• [REQUIRED TASK]: Output the full listing below exactly as it reads, and skip anything that is a picture.

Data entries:
▼▼▼

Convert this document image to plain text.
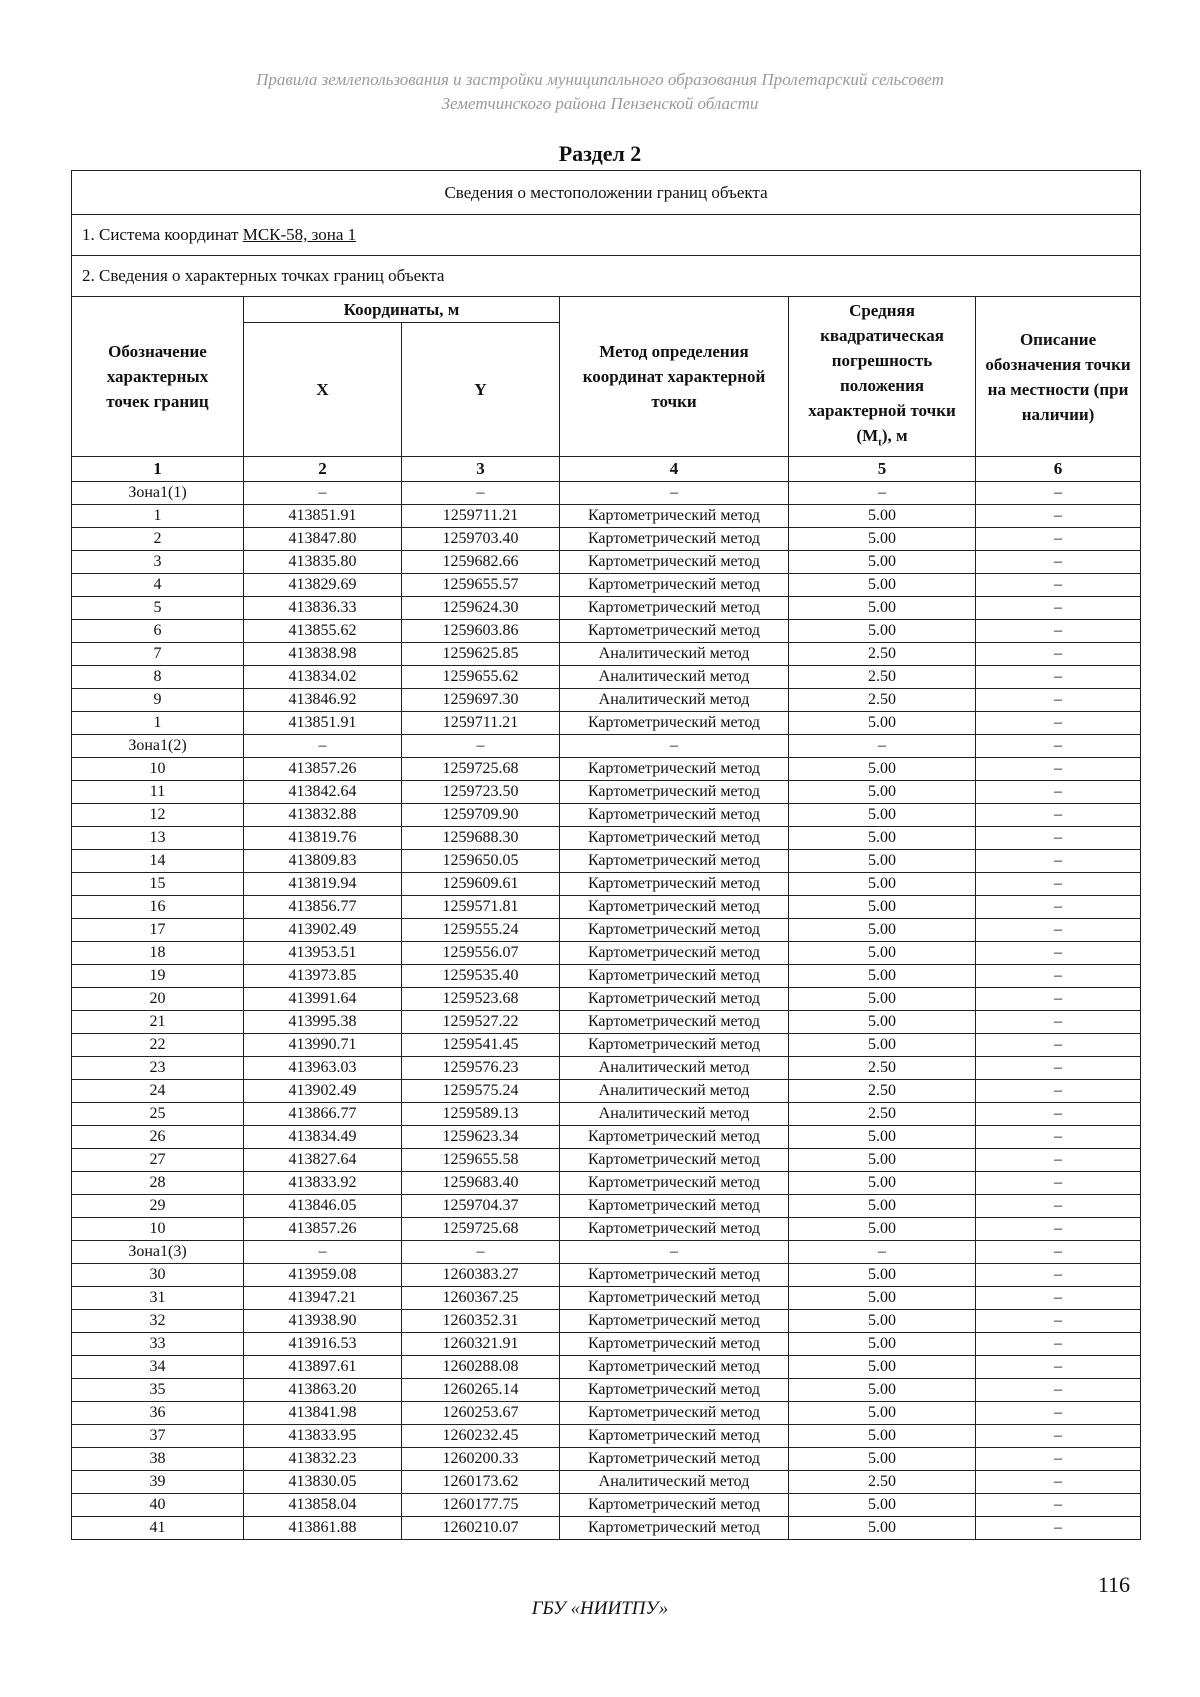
Правила землепользования и застройки муниципального образования Пролетарский сельсовет
Земетчинского района Пензенской области
Раздел 2
Сведения о местоположении границ объекта					
1. Система координат МСК-58, зона 1					
2. Сведения о характерных точках границ объекта					
Обозначение характерных точек границ	Координаты, м		Метод определения координат характерной точки	Средняя квадратическая погрешность положения характерной точки $(M_t)$, м	Описание обозначения точки на местности (при наличии)
	X	Y			
1	2	3	4	5	6
Зона1(1)	–	–	–	–	–
1	413851.91	1259711.21	Картометрический метод	5.00	–
2	413847.80	1259703.40	Картометрический метод	5.00	–
3	413835.80	1259682.66	Картометрический метод	5.00	–
4	413829.69	1259655.57	Картометрический метод	5.00	–
5	413836.33	1259624.30	Картометрический метод	5.00	–
6	413855.62	1259603.86	Картометрический метод	5.00	–
7	413838.98	1259625.85	Аналитический метод	2.50	–
8	413834.02	1259655.62	Аналитический метод	2.50	–
9	413846.92	1259697.30	Аналитический метод	2.50	–
1	413851.91	1259711.21	Картометрический метод	5.00	–
Зона1(2)	–	–	–	–	–
10	413857.26	1259725.68	Картометрический метод	5.00	–
11	413842.64	1259723.50	Картометрический метод	5.00	–
12	413832.88	1259709.90	Картометрический метод	5.00	–
13	413819.76	1259688.30	Картометрический метод	5.00	–
14	413809.83	1259650.05	Картометрический метод	5.00	–
15	413819.94	1259609.61	Картометрический метод	5.00	–
16	413856.77	1259571.81	Картометрический метод	5.00	–
17	413902.49	1259555.24	Картометрический метод	5.00	–
18	413953.51	1259556.07	Картометрический метод	5.00	–
19	413973.85	1259535.40	Картометрический метод	5.00	–
20	413991.64	1259523.68	Картометрический метод	5.00	–
21	413995.38	1259527.22	Картометрический метод	5.00	–
22	413990.71	1259541.45	Картометрический метод	5.00	–
23	413963.03	1259576.23	Аналитический метод	2.50	–
24	413902.49	1259575.24	Аналитический метод	2.50	–
25	413866.77	1259589.13	Аналитический метод	2.50	–
26	413834.49	1259623.34	Картометрический метод	5.00	–
27	413827.64	1259655.58	Картометрический метод	5.00	–
28	413833.92	1259683.40	Картометрический метод	5.00	–
29	413846.05	1259704.37	Картометрический метод	5.00	–
10	413857.26	1259725.68	Картометрический метод	5.00	–
Зона1(3)	–	–	–	–	–
30	413959.08	1260383.27	Картометрический метод	5.00	–
31	413947.21	1260367.25	Картометрический метод	5.00	–
32	413938.90	1260352.31	Картометрический метод	5.00	–
33	413916.53	1260321.91	Картометрический метод	5.00	–
34	413897.61	1260288.08	Картометрический метод	5.00	–
35	413863.20	1260265.14	Картометрический метод	5.00	–
36	413841.98	1260253.67	Картометрический метод	5.00	–
37	413833.95	1260232.45	Картометрический метод	5.00	–
38	413832.23	1260200.33	Картометрический метод	5.00	–
39	413830.05	1260173.62	Аналитический метод	2.50	–
40	413858.04	1260177.75	Картометрический метод	5.00	–
41	413861.88	1260210.07	Картометрический метод	5.00	–
116
ГБУ «НИИТПУ»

▲▲▲

• [FULL SOLUTION]:
Convert this document image to plain text.
Правила землепользования и застройки муниципального образования Пролетарский сельсовет
Земетчинского района Пензенской области
Раздел 2
Сведения о местоположении границ объекта					
1. Система координат МСК-58, зона 1					
2. Сведения о характерных точках границ объекта					
Обозначение характерных точек границ	Координаты, м		Метод определения координат характерной точки	Средняя квадратическая погрешность положения характерной точки $(M_t)$, м	Описание обозначения точки на местности (при наличии)
	X	Y			
1	2	3	4	5	6
Зона1(1)	–	–	–	–	–
1	413851.91	1259711.21	Картометрический метод	5.00	–
2	413847.80	1259703.40	Картометрический метод	5.00	–
3	413835.80	1259682.66	Картометрический метод	5.00	–
4	413829.69	1259655.57	Картометрический метод	5.00	–
5	413836.33	1259624.30	Картометрический метод	5.00	–
6	413855.62	1259603.86	Картометрический метод	5.00	–
7	413838.98	1259625.85	Аналитический метод	2.50	–
8	413834.02	1259655.62	Аналитический метод	2.50	–
9	413846.92	1259697.30	Аналитический метод	2.50	–
1	413851.91	1259711.21	Картометрический метод	5.00	–
Зона1(2)	–	–	–	–	–
10	413857.26	1259725.68	Картометрический метод	5.00	–
11	413842.64	1259723.50	Картометрический метод	5.00	–
12	413832.88	1259709.90	Картометрический метод	5.00	–
13	413819.76	1259688.30	Картометрический метод	5.00	–
14	413809.83	1259650.05	Картометрический метод	5.00	–
15	413819.94	1259609.61	Картометрический метод	5.00	–
16	413856.77	1259571.81	Картометрический метод	5.00	–
17	413902.49	1259555.24	Картометрический метод	5.00	–
18	413953.51	1259556.07	Картометрический метод	5.00	–
19	413973.85	1259535.40	Картометрический метод	5.00	–
20	413991.64	1259523.68	Картометрический метод	5.00	–
21	413995.38	1259527.22	Картометрический метод	5.00	–
22	413990.71	1259541.45	Картометрический метод	5.00	–
23	413963.03	1259576.23	Аналитический метод	2.50	–
24	413902.49	1259575.24	Аналитический метод	2.50	–
25	413866.77	1259589.13	Аналитический метод	2.50	–
26	413834.49	1259623.34	Картометрический метод	5.00	–
27	413827.64	1259655.58	Картометрический метод	5.00	–
28	413833.92	1259683.40	Картометрический метод	5.00	–
29	413846.05	1259704.37	Картометрический метод	5.00	–
10	413857.26	1259725.68	Картометрический метод	5.00	–
Зона1(3)	–	–	–	–	–
30	413959.08	1260383.27	Картометрический метод	5.00	–
31	413947.21	1260367.25	Картометрический метод	5.00	–
32	413938.90	1260352.31	Картометрический метод	5.00	–
33	413916.53	1260321.91	Картометрический метод	5.00	–
34	413897.61	1260288.08	Картометрический метод	5.00	–
35	413863.20	1260265.14	Картометрический метод	5.00	–
36	413841.98	1260253.67	Картометрический метод	5.00	–
37	413833.95	1260232.45	Картометрический метод	5.00	–
38	413832.23	1260200.33	Картометрический метод	5.00	–
39	413830.05	1260173.62	Аналитический метод	2.50	–
40	413858.04	1260177.75	Картометрический метод	5.00	–
41	413861.88	1260210.07	Картометрический метод	5.00	–
116
ГБУ «НИИТПУ»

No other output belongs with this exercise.